REQUIRED TASK → Each line holding the word "glasses" counts once; give the total and nothing more.

EXTRACTED DATA →
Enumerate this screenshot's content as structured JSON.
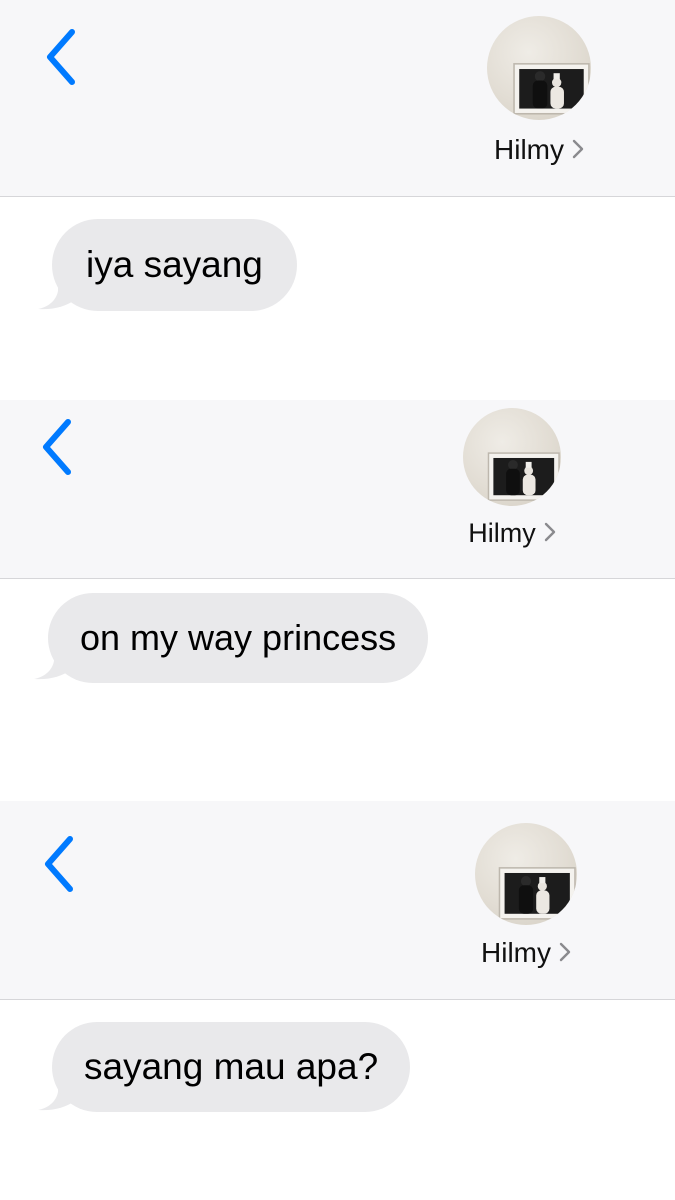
{
  "screens": [
    {
      "contact": {
        "name": "Hilmy",
        "avatar_icon": "contact-avatar-photo",
        "chevron_icon": "chevron-right-icon"
      },
      "back_icon": "chevron-left-icon",
      "message": {
        "text": "iya sayang",
        "direction": "incoming"
      }
    },
    {
      "contact": {
        "name": "Hilmy",
        "avatar_icon": "contact-avatar-photo",
        "chevron_icon": "chevron-right-icon"
      },
      "back_icon": "chevron-left-icon",
      "message": {
        "text": "on my way princess",
        "direction": "incoming"
      }
    },
    {
      "contact": {
        "name": "Hilmy",
        "avatar_icon": "contact-avatar-photo",
        "chevron_icon": "chevron-right-icon"
      },
      "back_icon": "chevron-left-icon",
      "message": {
        "text": "sayang mau apa?",
        "direction": "incoming"
      }
    }
  ],
  "colors": {
    "accent": "#007aff",
    "header_bg": "#f7f7f9",
    "incoming_bubble": "#e9e9eb",
    "divider": "#d6d6d9"
  }
}
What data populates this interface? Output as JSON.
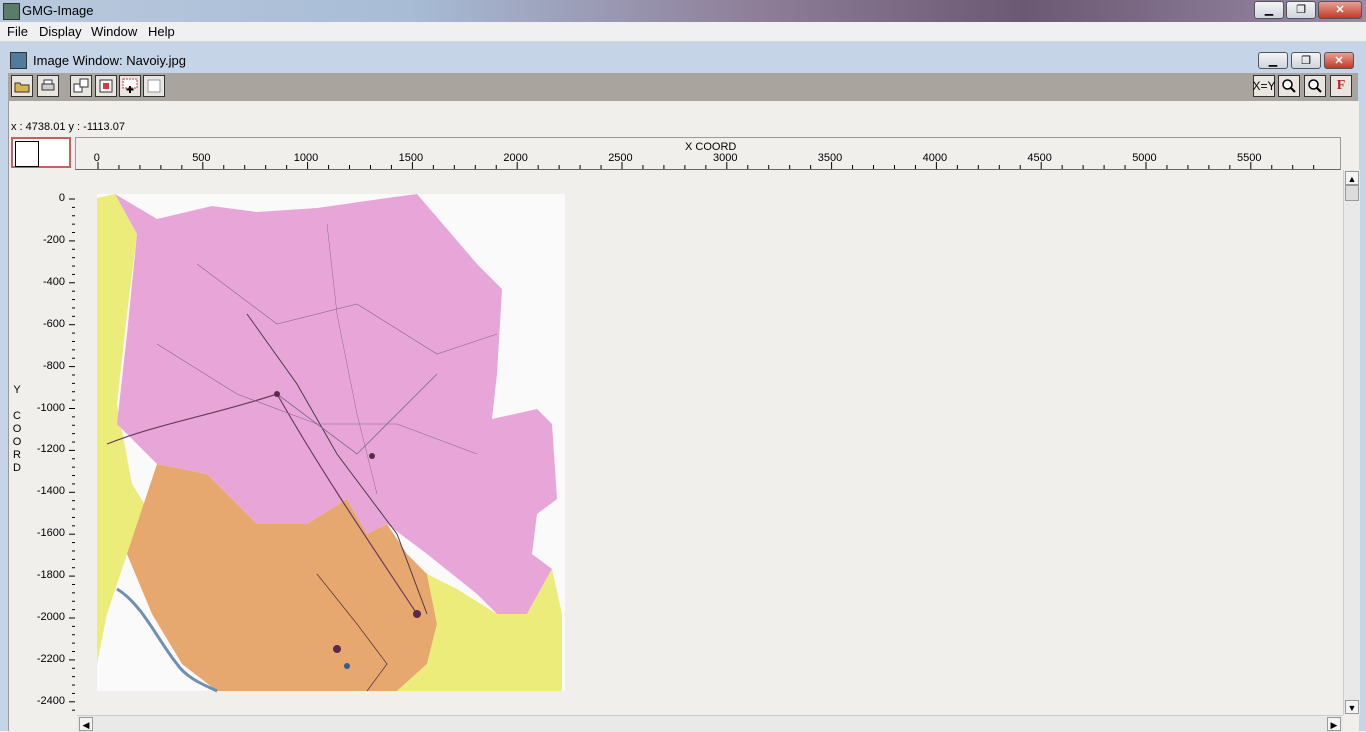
{
  "app": {
    "title": "GMG-Image"
  },
  "menu": {
    "items": [
      "File",
      "Display",
      "Window",
      "Help"
    ]
  },
  "window_buttons": {
    "minimize": "▁",
    "restore": "❐",
    "close": "✕"
  },
  "child": {
    "title": "Image Window: Navoiy.jpg"
  },
  "toolbar": {
    "left_icons": [
      "open-folder-icon",
      "print-icon",
      "move-window-icon",
      "stop-icon",
      "add-point-icon",
      "blank-icon"
    ],
    "right_buttons": {
      "xy": "X=Y",
      "zoom_in": "🔍",
      "zoom_out": "🔍",
      "flag": "F"
    }
  },
  "coords": {
    "readout": "x : 4738.01  y : -1113.07"
  },
  "x_axis": {
    "label": "X COORD",
    "ticks": [
      "0",
      "500",
      "1000",
      "1500",
      "2000",
      "2500",
      "3000",
      "3500",
      "4000",
      "4500",
      "5000",
      "5500"
    ]
  },
  "y_axis": {
    "label_letters": [
      "Y",
      "",
      "C",
      "O",
      "O",
      "R",
      "D"
    ],
    "ticks": [
      "0",
      "-200",
      "-400",
      "-600",
      "-800",
      "-1000",
      "-1200",
      "-1400",
      "-1600",
      "-1800",
      "-2000",
      "-2200",
      "-2400"
    ]
  },
  "map": {
    "colors": {
      "pink": "#e8a6d8",
      "yellow": "#ecec7a",
      "orange": "#e6a86f",
      "background": "#f0efec"
    }
  }
}
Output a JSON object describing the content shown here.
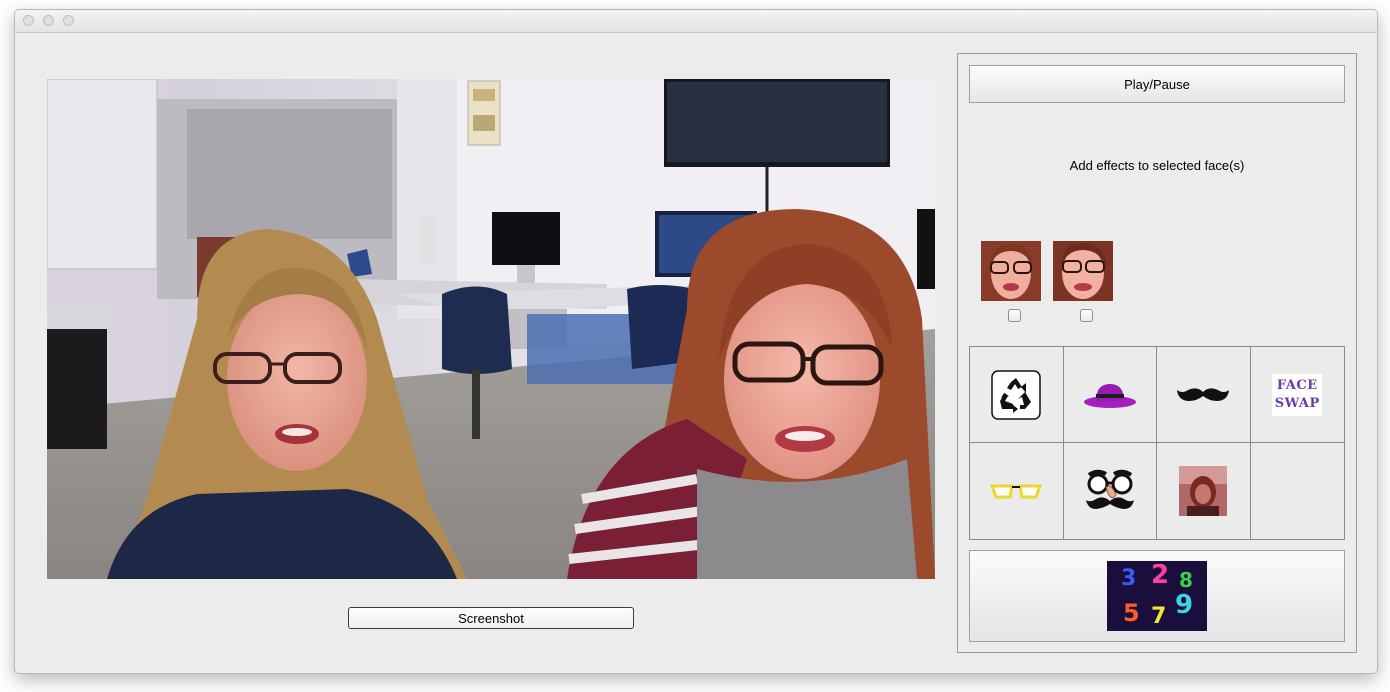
{
  "window": {
    "controls": [
      "close-icon",
      "minimize-icon",
      "zoom-icon"
    ]
  },
  "video": {
    "content": "webcam-frame-two-people"
  },
  "screenshot_button": {
    "label": "Screenshot"
  },
  "panel": {
    "play_pause_label": "Play/Pause",
    "effects_label": "Add effects to selected face(s)",
    "faces": [
      {
        "icon": "face-thumbnail-1",
        "checked": false
      },
      {
        "icon": "face-thumbnail-2",
        "checked": false
      }
    ],
    "effects": [
      {
        "icon": "recycle-icon"
      },
      {
        "icon": "hat-icon"
      },
      {
        "icon": "mustache-icon"
      },
      {
        "icon": "face-swap-icon",
        "words": [
          "FACE",
          "SWAP"
        ]
      },
      {
        "icon": "glasses-icon"
      },
      {
        "icon": "groucho-glasses-icon"
      },
      {
        "icon": "photo-thumbnail-icon"
      },
      {
        "icon": "empty-slot"
      }
    ],
    "bottom_button": {
      "icon": "numbers-game-icon",
      "glyphs": [
        "3",
        "2",
        "8",
        "5",
        "7",
        "9"
      ]
    }
  },
  "colors": {
    "window_bg": "#ececec",
    "hat": "#a51fbf",
    "glasses": "#e8d82a",
    "face_swap_text": "#6a3aa8"
  }
}
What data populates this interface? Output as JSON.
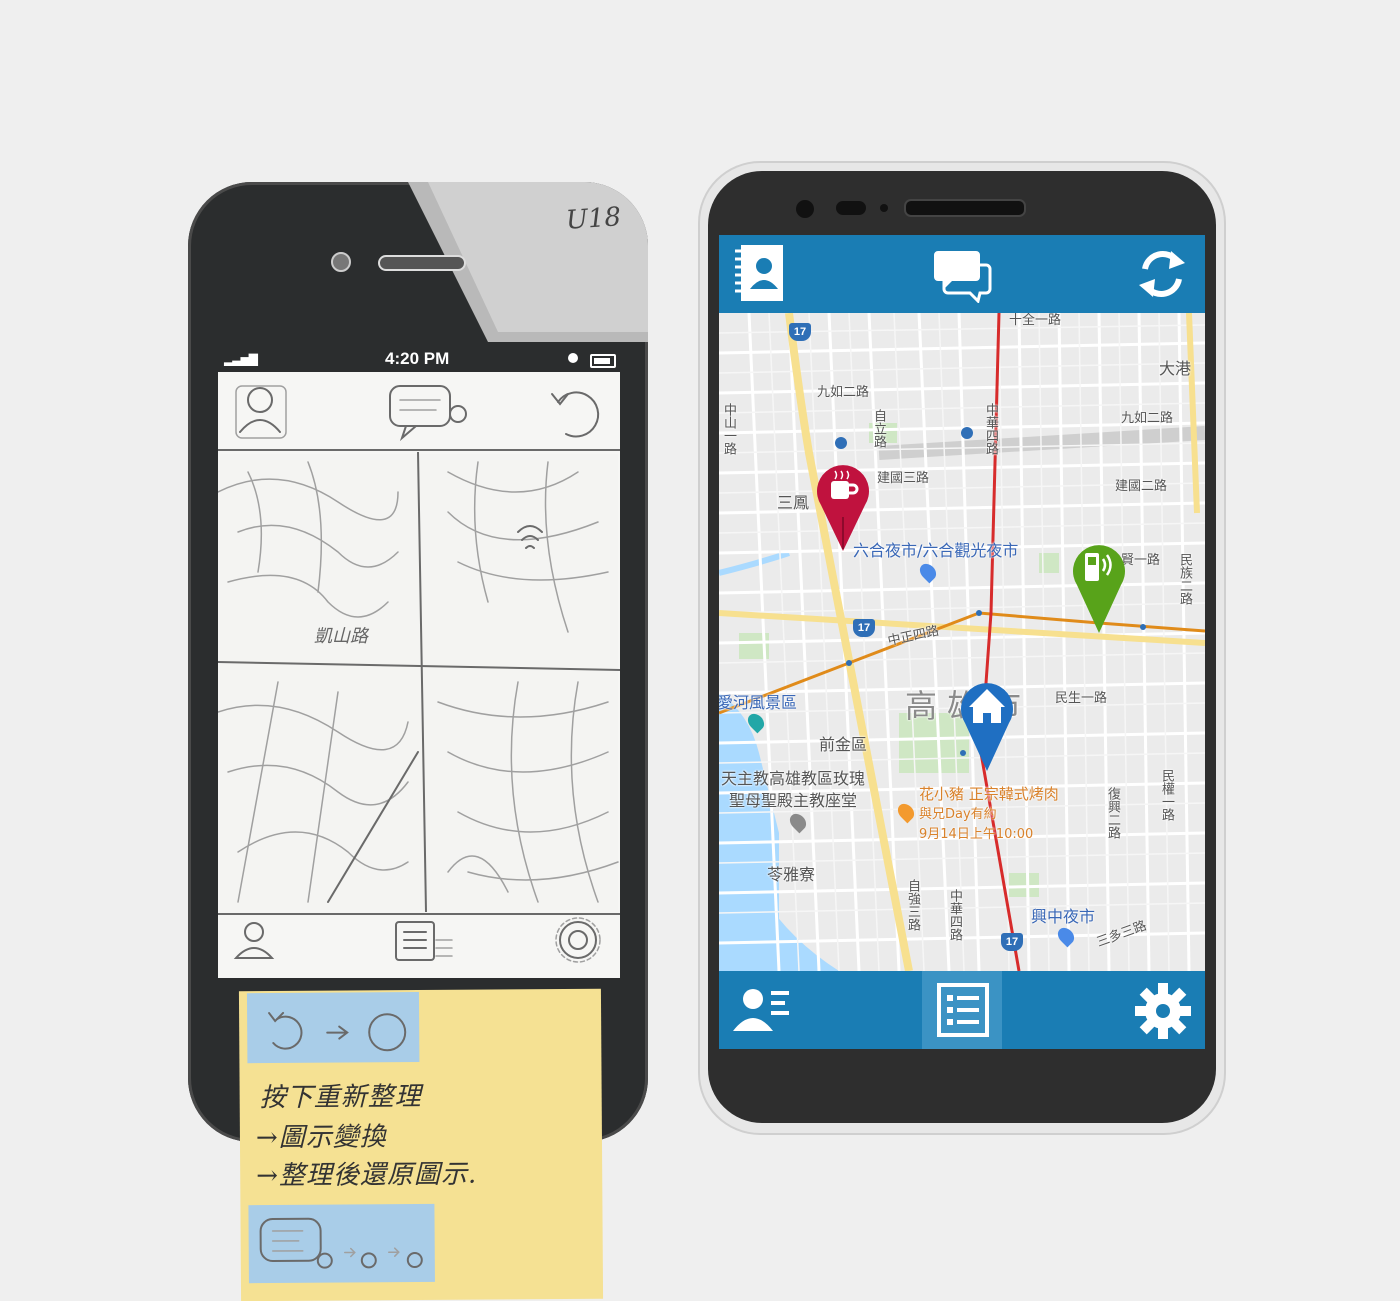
{
  "sketch": {
    "corner_mark": "U18",
    "status_time": "4:20 PM",
    "map_labels": [
      "凱山路"
    ],
    "sticky_note": {
      "lines": [
        "按下重新整理",
        "→圖示變換",
        "→整理後還原圖示."
      ]
    }
  },
  "android": {
    "top_bar": {
      "contacts_icon": "address-book-icon",
      "chat_icon": "chat-bubbles-icon",
      "refresh_icon": "refresh-icon"
    },
    "bottom_bar": {
      "profile_icon": "user-list-icon",
      "list_icon": "list-icon",
      "settings_icon": "gear-icon"
    },
    "map": {
      "city_label": "高雄市",
      "districts": [
        "前金區",
        "苓雅寮"
      ],
      "roads": [
        "九如二路",
        "九如二路",
        "建國二路",
        "建國三路",
        "三鳳",
        "民生一路",
        "中正四路",
        "自立路",
        "中華四路",
        "自強三路",
        "中華四路",
        "三多三路",
        "民族二路",
        "民權一路",
        "復興二路",
        "大港",
        "賢一路",
        "十全一路",
        "中山一路"
      ],
      "road_numbers": [
        "17",
        "17",
        "17"
      ],
      "pois": {
        "night_market_1": "六合夜市/六合觀光夜市",
        "scenic": "愛河風景區",
        "church_line1": "天主教高雄教區玫瑰",
        "church_line2": "聖母聖殿主教座堂",
        "restaurant": "花小豬 正宗韓式烤肉",
        "date_line1": "與兄Day有約",
        "date_line2": "9月14日上午10:00",
        "night_market_2": "興中夜市"
      },
      "pins": [
        {
          "name": "coffee-pin",
          "icon": "coffee-cup-icon",
          "color": "#c0123e"
        },
        {
          "name": "phone-pin",
          "icon": "mobile-phone-icon",
          "color": "#58a31a"
        },
        {
          "name": "home-pin",
          "icon": "home-icon",
          "color": "#1f6fc2"
        }
      ]
    },
    "colors": {
      "bar": "#1a7db4",
      "bar_active": "#3b93c4",
      "route_red": "#d72b2b",
      "route_orange": "#e08b1a"
    }
  }
}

TASK OUTPUT → 3